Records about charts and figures
___

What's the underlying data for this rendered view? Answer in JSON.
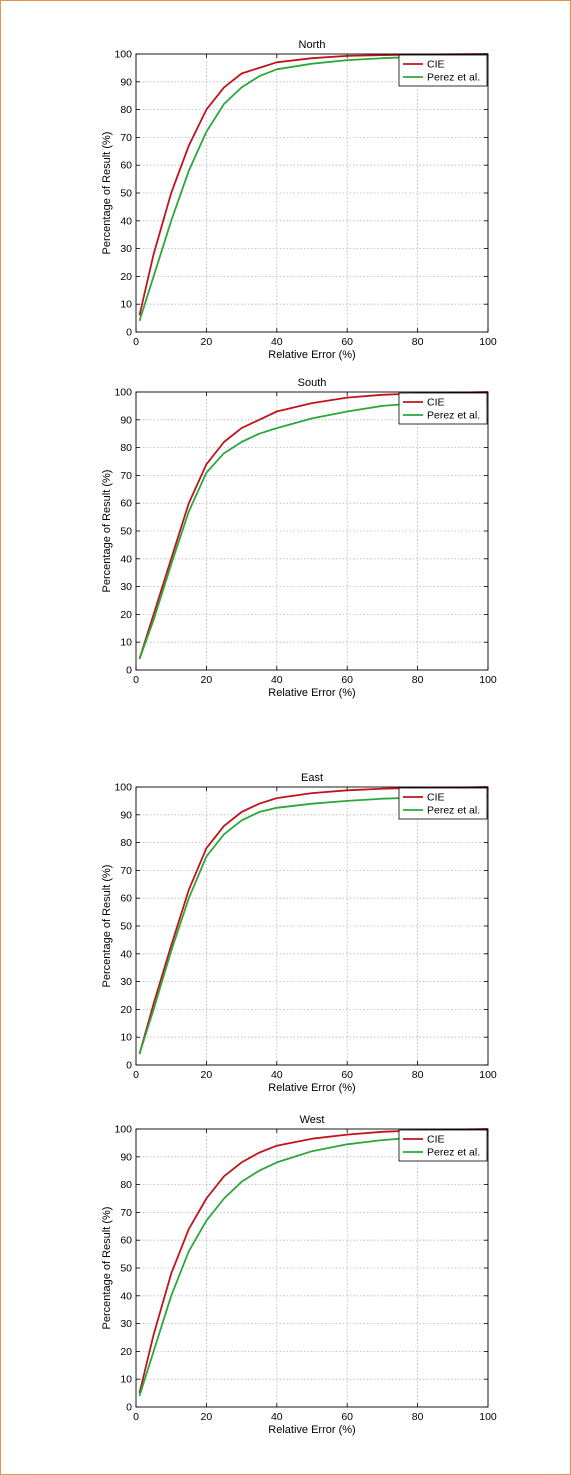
{
  "colors": {
    "frame_border": "#e8914a",
    "cie": "#c0141c",
    "perez": "#2aa83a",
    "grid": "#b5b5b5"
  },
  "chart_data": [
    {
      "type": "line",
      "title": "North",
      "xlabel": "Relative Error (%)",
      "ylabel": "Percentage of Result (%)",
      "xlim": [
        0,
        100
      ],
      "ylim": [
        0,
        100
      ],
      "xticks": [
        0,
        20,
        40,
        60,
        80,
        100
      ],
      "yticks": [
        0,
        10,
        20,
        30,
        40,
        50,
        60,
        70,
        80,
        90,
        100
      ],
      "grid": true,
      "legend": "top-right",
      "series": [
        {
          "name": "CIE",
          "color": "#c0141c",
          "x": [
            1,
            5,
            10,
            15,
            20,
            25,
            30,
            35,
            40,
            50,
            60,
            70,
            80,
            90,
            100
          ],
          "y": [
            6,
            28,
            50,
            67,
            80,
            88,
            93,
            95,
            97,
            98.5,
            99.3,
            99.6,
            99.8,
            99.9,
            100
          ]
        },
        {
          "name": "Perez et al.",
          "color": "#2aa83a",
          "x": [
            1,
            5,
            10,
            15,
            20,
            25,
            30,
            35,
            40,
            50,
            60,
            70,
            80,
            90,
            100
          ],
          "y": [
            4,
            20,
            40,
            58,
            72,
            82,
            88,
            92,
            94.5,
            96.5,
            97.8,
            98.5,
            99,
            99.3,
            99.5
          ]
        }
      ]
    },
    {
      "type": "line",
      "title": "South",
      "xlabel": "Relative Error (%)",
      "ylabel": "Percentage of Result (%)",
      "xlim": [
        0,
        100
      ],
      "ylim": [
        0,
        100
      ],
      "xticks": [
        0,
        20,
        40,
        60,
        80,
        100
      ],
      "yticks": [
        0,
        10,
        20,
        30,
        40,
        50,
        60,
        70,
        80,
        90,
        100
      ],
      "grid": true,
      "legend": "top-right",
      "series": [
        {
          "name": "CIE",
          "color": "#c0141c",
          "x": [
            1,
            5,
            10,
            15,
            20,
            25,
            30,
            35,
            40,
            50,
            60,
            70,
            80,
            90,
            100
          ],
          "y": [
            4,
            20,
            40,
            60,
            74,
            82,
            87,
            90,
            93,
            96,
            98,
            99,
            99.5,
            99.7,
            100
          ]
        },
        {
          "name": "Perez et al.",
          "color": "#2aa83a",
          "x": [
            1,
            5,
            10,
            15,
            20,
            25,
            30,
            35,
            40,
            50,
            60,
            70,
            80,
            90,
            100
          ],
          "y": [
            4,
            18,
            38,
            57,
            71,
            78,
            82,
            85,
            87,
            90.5,
            93,
            95,
            96,
            96.8,
            97
          ]
        }
      ]
    },
    {
      "type": "line",
      "title": "East",
      "xlabel": "Relative Error (%)",
      "ylabel": "Percentage of Result (%)",
      "xlim": [
        0,
        100
      ],
      "ylim": [
        0,
        100
      ],
      "xticks": [
        0,
        20,
        40,
        60,
        80,
        100
      ],
      "yticks": [
        0,
        10,
        20,
        30,
        40,
        50,
        60,
        70,
        80,
        90,
        100
      ],
      "grid": true,
      "legend": "top-right",
      "series": [
        {
          "name": "CIE",
          "color": "#c0141c",
          "x": [
            1,
            5,
            10,
            15,
            20,
            25,
            30,
            35,
            40,
            50,
            60,
            70,
            80,
            90,
            100
          ],
          "y": [
            4,
            22,
            43,
            63,
            78,
            86,
            91,
            94,
            96,
            97.8,
            98.8,
            99.4,
            99.7,
            99.8,
            100
          ]
        },
        {
          "name": "Perez et al.",
          "color": "#2aa83a",
          "x": [
            1,
            5,
            10,
            15,
            20,
            25,
            30,
            35,
            40,
            50,
            60,
            70,
            80,
            90,
            100
          ],
          "y": [
            4,
            20,
            41,
            60,
            75,
            83,
            88,
            91,
            92.5,
            94,
            95,
            95.8,
            96.2,
            96.5,
            96.8
          ]
        }
      ]
    },
    {
      "type": "line",
      "title": "West",
      "xlabel": "Relative Error (%)",
      "ylabel": "Percentage of Result (%)",
      "xlim": [
        0,
        100
      ],
      "ylim": [
        0,
        100
      ],
      "xticks": [
        0,
        20,
        40,
        60,
        80,
        100
      ],
      "yticks": [
        0,
        10,
        20,
        30,
        40,
        50,
        60,
        70,
        80,
        90,
        100
      ],
      "grid": true,
      "legend": "top-right",
      "series": [
        {
          "name": "CIE",
          "color": "#c0141c",
          "x": [
            1,
            5,
            10,
            15,
            20,
            25,
            30,
            35,
            40,
            50,
            60,
            70,
            80,
            90,
            100
          ],
          "y": [
            5,
            26,
            48,
            64,
            75,
            83,
            88,
            91.5,
            94,
            96.5,
            98,
            99,
            99.5,
            99.8,
            100
          ]
        },
        {
          "name": "Perez et al.",
          "color": "#2aa83a",
          "x": [
            1,
            5,
            10,
            15,
            20,
            25,
            30,
            35,
            40,
            50,
            60,
            70,
            80,
            90,
            100
          ],
          "y": [
            4,
            20,
            40,
            56,
            67,
            75,
            81,
            85,
            88,
            92,
            94.5,
            96,
            97,
            97.5,
            98
          ]
        }
      ]
    }
  ]
}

___

▸ TASK OBJECTIVE: Copy the data character for character, but drop all pictures from the copy.

▸ FULL SOLUTION:
What's the underlying data for this rendered view? Answer in JSON.
{
  "colors": {
    "frame_border": "#e8914a",
    "cie": "#c0141c",
    "perez": "#2aa83a",
    "grid": "#b5b5b5"
  },
  "chart_data": [
    {
      "type": "line",
      "title": "North",
      "xlabel": "Relative Error (%)",
      "ylabel": "Percentage of Result (%)",
      "xlim": [
        0,
        100
      ],
      "ylim": [
        0,
        100
      ],
      "xticks": [
        0,
        20,
        40,
        60,
        80,
        100
      ],
      "yticks": [
        0,
        10,
        20,
        30,
        40,
        50,
        60,
        70,
        80,
        90,
        100
      ],
      "grid": true,
      "legend": "top-right",
      "series": [
        {
          "name": "CIE",
          "color": "#c0141c",
          "x": [
            1,
            5,
            10,
            15,
            20,
            25,
            30,
            35,
            40,
            50,
            60,
            70,
            80,
            90,
            100
          ],
          "y": [
            6,
            28,
            50,
            67,
            80,
            88,
            93,
            95,
            97,
            98.5,
            99.3,
            99.6,
            99.8,
            99.9,
            100
          ]
        },
        {
          "name": "Perez et al.",
          "color": "#2aa83a",
          "x": [
            1,
            5,
            10,
            15,
            20,
            25,
            30,
            35,
            40,
            50,
            60,
            70,
            80,
            90,
            100
          ],
          "y": [
            4,
            20,
            40,
            58,
            72,
            82,
            88,
            92,
            94.5,
            96.5,
            97.8,
            98.5,
            99,
            99.3,
            99.5
          ]
        }
      ]
    },
    {
      "type": "line",
      "title": "South",
      "xlabel": "Relative Error (%)",
      "ylabel": "Percentage of Result (%)",
      "xlim": [
        0,
        100
      ],
      "ylim": [
        0,
        100
      ],
      "xticks": [
        0,
        20,
        40,
        60,
        80,
        100
      ],
      "yticks": [
        0,
        10,
        20,
        30,
        40,
        50,
        60,
        70,
        80,
        90,
        100
      ],
      "grid": true,
      "legend": "top-right",
      "series": [
        {
          "name": "CIE",
          "color": "#c0141c",
          "x": [
            1,
            5,
            10,
            15,
            20,
            25,
            30,
            35,
            40,
            50,
            60,
            70,
            80,
            90,
            100
          ],
          "y": [
            4,
            20,
            40,
            60,
            74,
            82,
            87,
            90,
            93,
            96,
            98,
            99,
            99.5,
            99.7,
            100
          ]
        },
        {
          "name": "Perez et al.",
          "color": "#2aa83a",
          "x": [
            1,
            5,
            10,
            15,
            20,
            25,
            30,
            35,
            40,
            50,
            60,
            70,
            80,
            90,
            100
          ],
          "y": [
            4,
            18,
            38,
            57,
            71,
            78,
            82,
            85,
            87,
            90.5,
            93,
            95,
            96,
            96.8,
            97
          ]
        }
      ]
    },
    {
      "type": "line",
      "title": "East",
      "xlabel": "Relative Error (%)",
      "ylabel": "Percentage of Result (%)",
      "xlim": [
        0,
        100
      ],
      "ylim": [
        0,
        100
      ],
      "xticks": [
        0,
        20,
        40,
        60,
        80,
        100
      ],
      "yticks": [
        0,
        10,
        20,
        30,
        40,
        50,
        60,
        70,
        80,
        90,
        100
      ],
      "grid": true,
      "legend": "top-right",
      "series": [
        {
          "name": "CIE",
          "color": "#c0141c",
          "x": [
            1,
            5,
            10,
            15,
            20,
            25,
            30,
            35,
            40,
            50,
            60,
            70,
            80,
            90,
            100
          ],
          "y": [
            4,
            22,
            43,
            63,
            78,
            86,
            91,
            94,
            96,
            97.8,
            98.8,
            99.4,
            99.7,
            99.8,
            100
          ]
        },
        {
          "name": "Perez et al.",
          "color": "#2aa83a",
          "x": [
            1,
            5,
            10,
            15,
            20,
            25,
            30,
            35,
            40,
            50,
            60,
            70,
            80,
            90,
            100
          ],
          "y": [
            4,
            20,
            41,
            60,
            75,
            83,
            88,
            91,
            92.5,
            94,
            95,
            95.8,
            96.2,
            96.5,
            96.8
          ]
        }
      ]
    },
    {
      "type": "line",
      "title": "West",
      "xlabel": "Relative Error (%)",
      "ylabel": "Percentage of Result (%)",
      "xlim": [
        0,
        100
      ],
      "ylim": [
        0,
        100
      ],
      "xticks": [
        0,
        20,
        40,
        60,
        80,
        100
      ],
      "yticks": [
        0,
        10,
        20,
        30,
        40,
        50,
        60,
        70,
        80,
        90,
        100
      ],
      "grid": true,
      "legend": "top-right",
      "series": [
        {
          "name": "CIE",
          "color": "#c0141c",
          "x": [
            1,
            5,
            10,
            15,
            20,
            25,
            30,
            35,
            40,
            50,
            60,
            70,
            80,
            90,
            100
          ],
          "y": [
            5,
            26,
            48,
            64,
            75,
            83,
            88,
            91.5,
            94,
            96.5,
            98,
            99,
            99.5,
            99.8,
            100
          ]
        },
        {
          "name": "Perez et al.",
          "color": "#2aa83a",
          "x": [
            1,
            5,
            10,
            15,
            20,
            25,
            30,
            35,
            40,
            50,
            60,
            70,
            80,
            90,
            100
          ],
          "y": [
            4,
            20,
            40,
            56,
            67,
            75,
            81,
            85,
            88,
            92,
            94.5,
            96,
            97,
            97.5,
            98
          ]
        }
      ]
    }
  ]
}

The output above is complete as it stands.